What you need to do:
Reproduce each of the following entries verbatim, line by line, and omit the pictures from your copy.

The data:
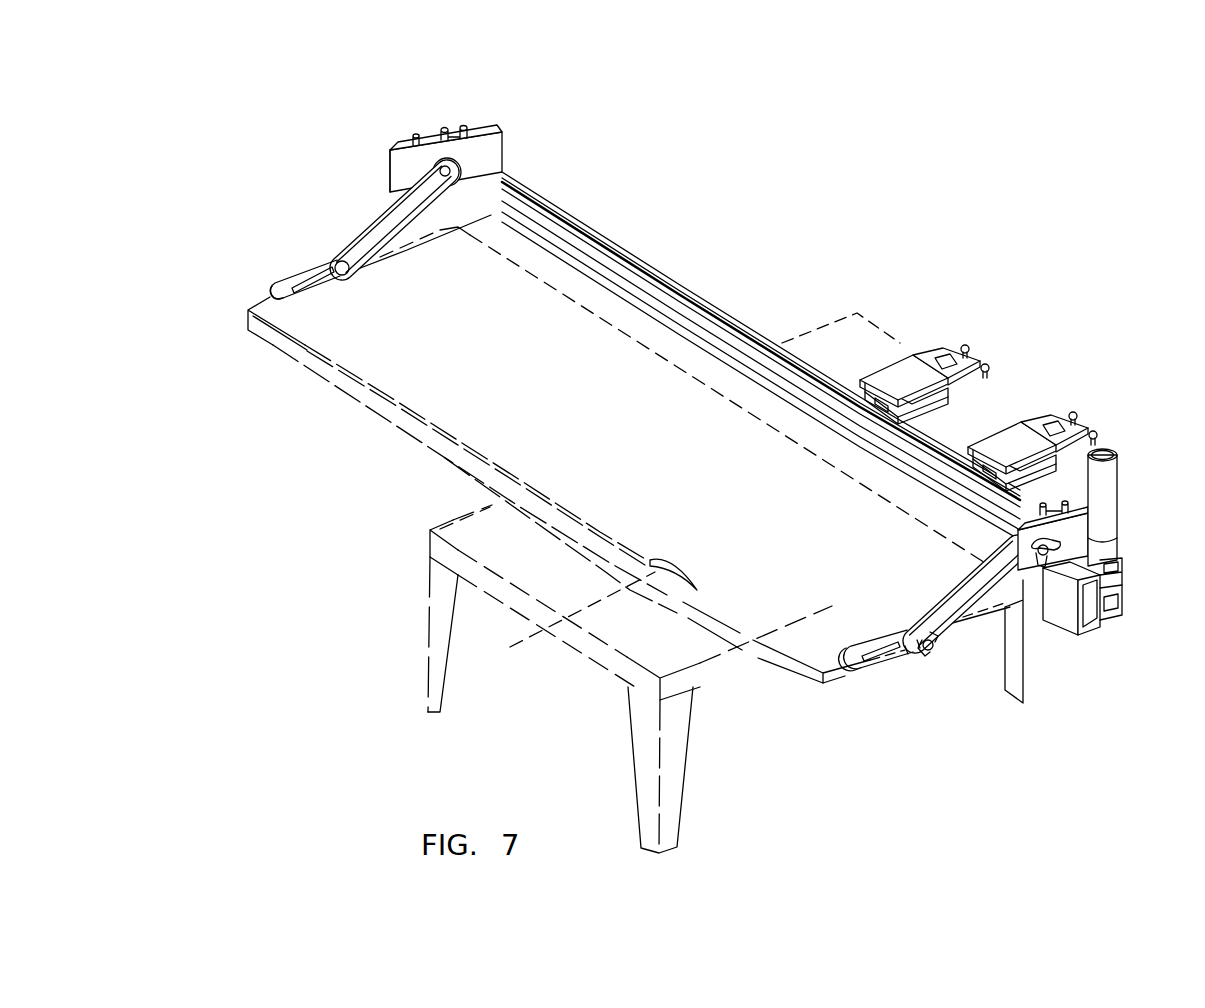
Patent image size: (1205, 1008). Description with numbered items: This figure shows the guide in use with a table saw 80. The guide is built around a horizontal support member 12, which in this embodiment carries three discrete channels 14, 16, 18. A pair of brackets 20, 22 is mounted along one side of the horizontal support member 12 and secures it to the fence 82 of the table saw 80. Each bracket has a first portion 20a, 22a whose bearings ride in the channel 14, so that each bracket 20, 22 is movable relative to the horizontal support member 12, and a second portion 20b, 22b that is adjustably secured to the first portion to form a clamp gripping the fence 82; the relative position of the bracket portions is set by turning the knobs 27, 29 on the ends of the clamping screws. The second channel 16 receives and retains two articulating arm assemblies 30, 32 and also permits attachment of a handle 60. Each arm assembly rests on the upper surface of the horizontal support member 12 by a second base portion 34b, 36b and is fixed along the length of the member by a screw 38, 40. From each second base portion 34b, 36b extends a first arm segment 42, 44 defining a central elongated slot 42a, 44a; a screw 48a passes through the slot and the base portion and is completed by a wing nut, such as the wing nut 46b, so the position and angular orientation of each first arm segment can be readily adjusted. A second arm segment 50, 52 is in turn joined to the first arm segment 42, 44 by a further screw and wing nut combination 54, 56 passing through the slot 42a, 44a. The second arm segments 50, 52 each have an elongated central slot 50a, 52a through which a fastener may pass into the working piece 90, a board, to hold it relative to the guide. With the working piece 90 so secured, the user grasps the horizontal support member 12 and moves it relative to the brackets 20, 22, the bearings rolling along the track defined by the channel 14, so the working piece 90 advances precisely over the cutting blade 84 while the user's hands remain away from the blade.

The horizontal support member 12 is at (1088, 600).
The channel 14 is at (1113, 618).
The second channel 16 is at (1117, 585).
The channel 18 is at (1087, 603).
The bracket 20 is at (993, 414).
The first portion 20a is at (1017, 433).
The second portion 20b is at (1063, 415).
The bracket 22 is at (888, 341).
The first portion 22a is at (913, 357).
The second portion 22b is at (950, 348).
The knob 27 is at (1097, 432).
The knob 29 is at (990, 366).
The arm assembly 30 is at (1060, 671).
The arm assembly 32 is at (545, 118).
The second base portion 34b is at (1007, 577).
The second base portion 36b is at (490, 160).
The screw 38 is at (1105, 535).
The screw 40 is at (470, 130).
The first arm segment 42 is at (935, 663).
The central elongated opening or slot 42a is at (955, 623).
The first arm segment 44 is at (367, 227).
The central elongated opening or slot 44a is at (420, 183).
The wing nut 46b is at (1033, 570).
The screw 48a is at (413, 140).
The second arm segment 50 is at (850, 657).
The elongated central channel or slot 50a is at (877, 650).
The second arm segment 52 is at (280, 284).
The elongated central channel or slot 52a is at (300, 277).
The screw and wing nut combination 54 is at (877, 655).
The screw and wing nut combination 56 is at (333, 253).
The handle 60 is at (1112, 545).
The table saw 80 is at (720, 672).
The fence 82 is at (820, 333).
The cutting blade 84 is at (512, 645).
The working piece 90 is at (793, 673).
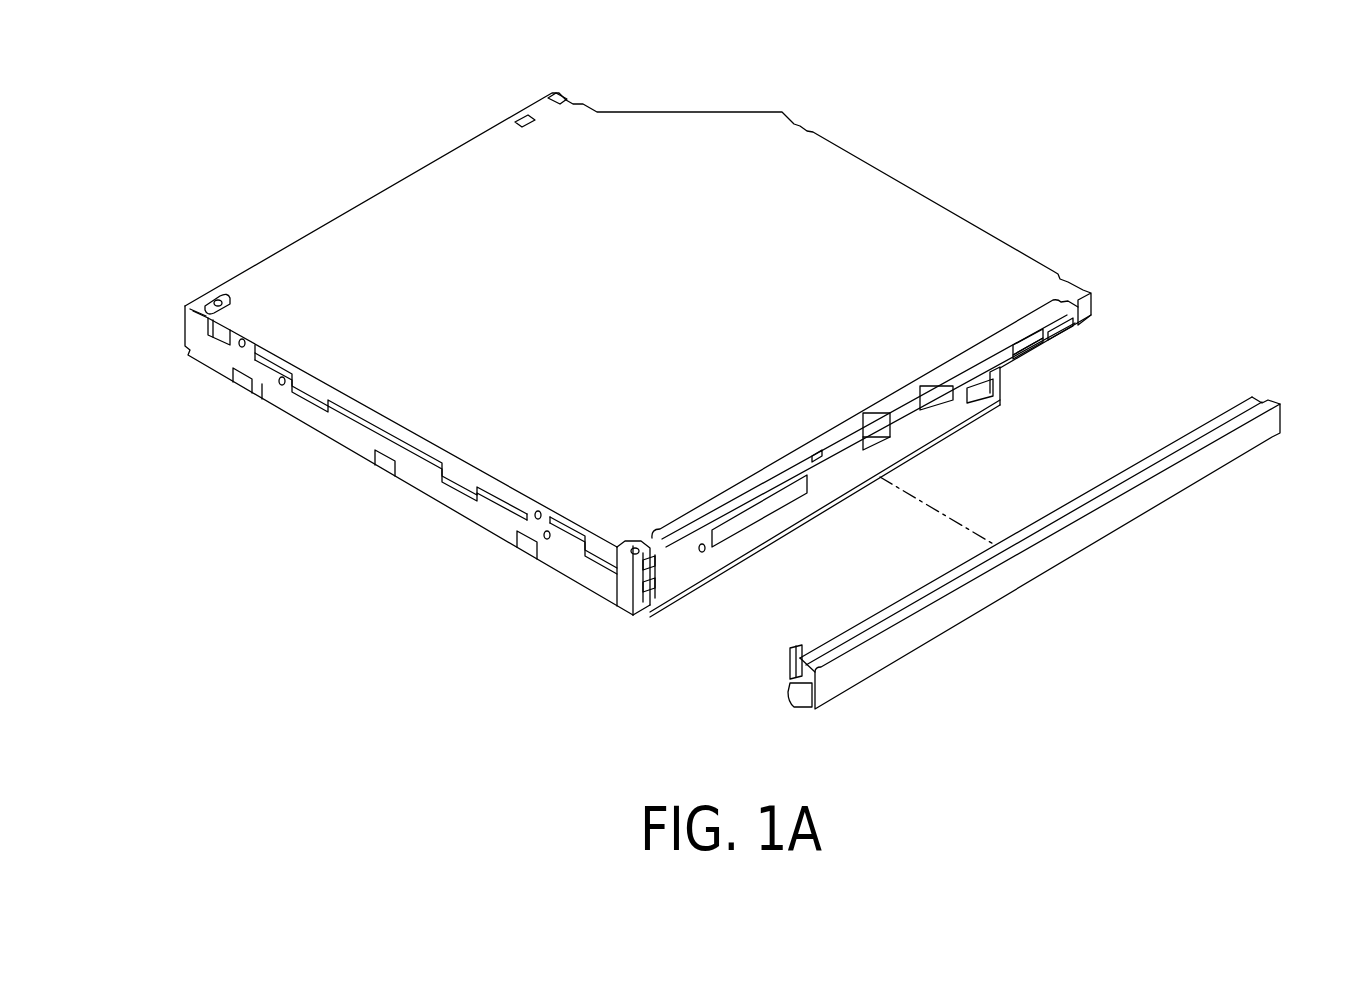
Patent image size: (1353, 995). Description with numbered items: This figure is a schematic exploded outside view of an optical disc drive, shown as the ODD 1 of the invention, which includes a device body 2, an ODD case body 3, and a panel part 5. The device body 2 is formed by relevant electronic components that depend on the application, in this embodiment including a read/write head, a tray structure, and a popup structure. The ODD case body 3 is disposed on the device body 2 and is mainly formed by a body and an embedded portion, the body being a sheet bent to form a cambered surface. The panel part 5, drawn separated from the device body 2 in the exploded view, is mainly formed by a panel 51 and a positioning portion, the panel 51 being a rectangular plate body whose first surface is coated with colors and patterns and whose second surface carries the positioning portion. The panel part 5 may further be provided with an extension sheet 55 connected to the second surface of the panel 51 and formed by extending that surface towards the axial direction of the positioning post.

The ODD 1 is at (1076, 70).
The device body 2 is at (955, 212).
The ODD case body 3 is at (775, 712).
The panel part 5 is at (1022, 597).
The panel 51 is at (1072, 540).
The extension sheet 55 is at (1167, 452).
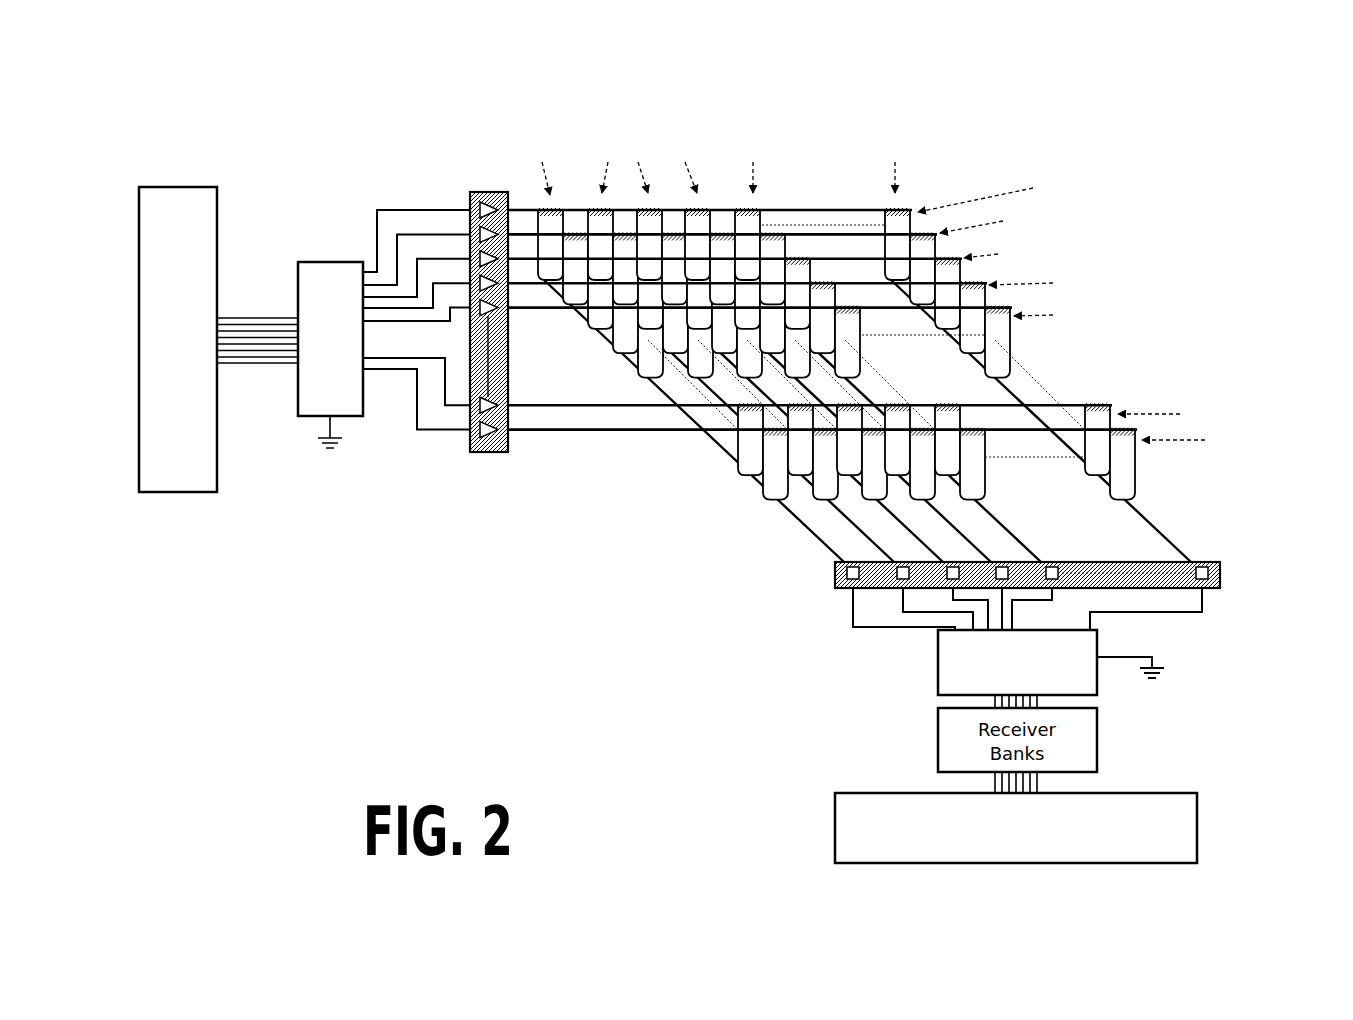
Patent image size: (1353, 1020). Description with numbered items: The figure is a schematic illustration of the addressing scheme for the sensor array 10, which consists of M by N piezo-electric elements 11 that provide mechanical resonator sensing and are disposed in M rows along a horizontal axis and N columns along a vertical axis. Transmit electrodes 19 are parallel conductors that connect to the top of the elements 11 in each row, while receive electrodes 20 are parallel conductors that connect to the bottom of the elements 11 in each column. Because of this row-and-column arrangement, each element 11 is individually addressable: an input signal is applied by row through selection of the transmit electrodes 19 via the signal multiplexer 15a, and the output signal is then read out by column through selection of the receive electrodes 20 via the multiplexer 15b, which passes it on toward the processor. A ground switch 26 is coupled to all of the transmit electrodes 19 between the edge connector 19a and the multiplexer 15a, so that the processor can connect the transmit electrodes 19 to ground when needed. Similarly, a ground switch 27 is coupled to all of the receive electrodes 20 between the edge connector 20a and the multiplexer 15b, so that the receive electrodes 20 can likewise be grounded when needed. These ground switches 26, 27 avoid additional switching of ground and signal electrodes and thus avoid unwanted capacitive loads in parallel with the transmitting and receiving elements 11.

The signal multiplexer 15a is at (172, 187).
The ground switch 26 is at (318, 262).
The edge connector 19a is at (480, 452).
The transmit electrodes 19 is at (556, 408).
The sensor array 10 is at (917, 314).
The elements 11 is at (1017, 330).
The receive electrodes 20 is at (833, 520).
The edge connector 20a is at (1220, 578).
The ground switch 27 is at (938, 668).
The multiplexer 15b is at (835, 822).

Reply:
Patent image size: (1205, 1008). Description with numbered items: This figure shows the guide in use with a table saw 80. The guide is built around a horizontal support member 12, which in this embodiment carries three discrete channels 14, 16, 18. A pair of brackets 20, 22 is mounted along one side of the horizontal support member 12 and secures it to the fence 82 of the table saw 80. Each bracket has a first portion 20a, 22a whose bearings ride in the channel 14, so that each bracket 20, 22 is movable relative to the horizontal support member 12, and a second portion 20b, 22b that is adjustably secured to the first portion to form a clamp gripping the fence 82; the relative position of the bracket portions is set by turning the knobs 27, 29 on the ends of the clamping screws. The second channel 16 receives and retains two articulating arm assemblies 30, 32 and also permits attachment of a handle 60. Each arm assembly rests on the upper surface of the horizontal support member 12 by a second base portion 34b, 36b and is fixed along the length of the member by a screw 38, 40. From each second base portion 34b, 36b extends a first arm segment 42, 44 defining a central elongated slot 42a, 44a; a screw 48a passes through the slot and the base portion and is completed by a wing nut, such as the wing nut 46b, so the position and angular orientation of each first arm segment can be readily adjusted. A second arm segment 50, 52 is in turn joined to the first arm segment 42, 44 by a further screw and wing nut combination 54, 56 passing through the slot 42a, 44a. The second arm segments 50, 52 each have an elongated central slot 50a, 52a through which a fastener may pass into the working piece 90, a board, to hold it relative to the guide. With the working piece 90 so secured, the user grasps the horizontal support member 12 and moves it relative to the brackets 20, 22, the bearings rolling along the track defined by the channel 14, so the working piece 90 advances precisely over the cutting blade 84 while the user's hands remain away from the blade.

The horizontal support member 12 is at (1088, 600).
The channel 14 is at (1113, 618).
The second channel 16 is at (1117, 585).
The channel 18 is at (1087, 603).
The bracket 20 is at (993, 414).
The first portion 20a is at (1017, 433).
The second portion 20b is at (1063, 415).
The bracket 22 is at (888, 341).
The first portion 22a is at (913, 357).
The second portion 22b is at (950, 348).
The knob 27 is at (1097, 432).
The knob 29 is at (990, 366).
The arm assembly 30 is at (1060, 671).
The arm assembly 32 is at (545, 118).
The second base portion 34b is at (1007, 577).
The second base portion 36b is at (490, 160).
The screw 38 is at (1105, 535).
The screw 40 is at (470, 130).
The first arm segment 42 is at (935, 663).
The central elongated opening or slot 42a is at (955, 623).
The first arm segment 44 is at (367, 227).
The central elongated opening or slot 44a is at (420, 183).
The wing nut 46b is at (1033, 570).
The screw 48a is at (413, 140).
The second arm segment 50 is at (850, 657).
The elongated central channel or slot 50a is at (877, 650).
The second arm segment 52 is at (280, 284).
The elongated central channel or slot 52a is at (300, 277).
The screw and wing nut combination 54 is at (877, 655).
The screw and wing nut combination 56 is at (333, 253).
The handle 60 is at (1112, 545).
The table saw 80 is at (720, 672).
The fence 82 is at (820, 333).
The cutting blade 84 is at (512, 645).
The working piece 90 is at (793, 673).
Patent image size: (1353, 995). Description with numbered items: This figure is a schematic exploded outside view of an optical disc drive, shown as the ODD 1 of the invention, which includes a device body 2, an ODD case body 3, and a panel part 5. The device body 2 is formed by relevant electronic components that depend on the application, in this embodiment including a read/write head, a tray structure, and a popup structure. The ODD case body 3 is disposed on the device body 2 and is mainly formed by a body and an embedded portion, the body being a sheet bent to form a cambered surface. The panel part 5, drawn separated from the device body 2 in the exploded view, is mainly formed by a panel 51 and a positioning portion, the panel 51 being a rectangular plate body whose first surface is coated with colors and patterns and whose second surface carries the positioning portion. The panel part 5 may further be provided with an extension sheet 55 connected to the second surface of the panel 51 and formed by extending that surface towards the axial direction of the positioning post.

The ODD 1 is at (1076, 70).
The device body 2 is at (955, 212).
The ODD case body 3 is at (775, 712).
The panel part 5 is at (1022, 597).
The panel 51 is at (1072, 540).
The extension sheet 55 is at (1167, 452).
Patent image size: (1353, 1020). Description with numbered items: The figure is a schematic illustration of the addressing scheme for the sensor array 10, which consists of M by N piezo-electric elements 11 that provide mechanical resonator sensing and are disposed in M rows along a horizontal axis and N columns along a vertical axis. Transmit electrodes 19 are parallel conductors that connect to the top of the elements 11 in each row, while receive electrodes 20 are parallel conductors that connect to the bottom of the elements 11 in each column. Because of this row-and-column arrangement, each element 11 is individually addressable: an input signal is applied by row through selection of the transmit electrodes 19 via the signal multiplexer 15a, and the output signal is then read out by column through selection of the receive electrodes 20 via the multiplexer 15b, which passes it on toward the processor. A ground switch 26 is coupled to all of the transmit electrodes 19 between the edge connector 19a and the multiplexer 15a, so that the processor can connect the transmit electrodes 19 to ground when needed. Similarly, a ground switch 27 is coupled to all of the receive electrodes 20 between the edge connector 20a and the multiplexer 15b, so that the receive electrodes 20 can likewise be grounded when needed. These ground switches 26, 27 avoid additional switching of ground and signal electrodes and thus avoid unwanted capacitive loads in parallel with the transmitting and receiving elements 11.

The signal multiplexer 15a is at (172, 187).
The ground switch 26 is at (318, 262).
The edge connector 19a is at (480, 452).
The transmit electrodes 19 is at (556, 408).
The sensor array 10 is at (917, 314).
The elements 11 is at (1017, 330).
The receive electrodes 20 is at (833, 520).
The edge connector 20a is at (1220, 578).
The ground switch 27 is at (938, 668).
The multiplexer 15b is at (835, 822).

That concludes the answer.